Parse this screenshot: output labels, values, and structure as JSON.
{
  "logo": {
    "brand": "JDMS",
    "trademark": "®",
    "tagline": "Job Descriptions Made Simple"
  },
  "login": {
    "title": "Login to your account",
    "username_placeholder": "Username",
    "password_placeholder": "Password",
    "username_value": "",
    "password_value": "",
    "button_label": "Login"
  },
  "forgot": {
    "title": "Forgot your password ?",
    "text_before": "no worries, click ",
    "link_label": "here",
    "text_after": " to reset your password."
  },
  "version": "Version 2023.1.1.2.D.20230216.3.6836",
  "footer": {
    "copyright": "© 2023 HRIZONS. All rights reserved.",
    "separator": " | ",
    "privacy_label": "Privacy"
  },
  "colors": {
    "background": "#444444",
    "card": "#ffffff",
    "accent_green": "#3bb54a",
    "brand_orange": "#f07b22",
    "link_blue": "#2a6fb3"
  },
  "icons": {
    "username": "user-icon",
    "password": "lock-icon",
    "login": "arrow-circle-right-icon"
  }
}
◆ ◆ ◆
Make an exact copy of every entry.

Parse this screenshot: output labels, values, and structure as JSON.
{
  "logo": {
    "brand": "JDMS",
    "trademark": "®",
    "tagline": "Job Descriptions Made Simple"
  },
  "login": {
    "title": "Login to your account",
    "username_placeholder": "Username",
    "password_placeholder": "Password",
    "username_value": "",
    "password_value": "",
    "button_label": "Login"
  },
  "forgot": {
    "title": "Forgot your password ?",
    "text_before": "no worries, click ",
    "link_label": "here",
    "text_after": " to reset your password."
  },
  "version": "Version 2023.1.1.2.D.20230216.3.6836",
  "footer": {
    "copyright": "© 2023 HRIZONS. All rights reserved.",
    "separator": " | ",
    "privacy_label": "Privacy"
  },
  "colors": {
    "background": "#444444",
    "card": "#ffffff",
    "accent_green": "#3bb54a",
    "brand_orange": "#f07b22",
    "link_blue": "#2a6fb3"
  },
  "icons": {
    "username": "user-icon",
    "password": "lock-icon",
    "login": "arrow-circle-right-icon"
  }
}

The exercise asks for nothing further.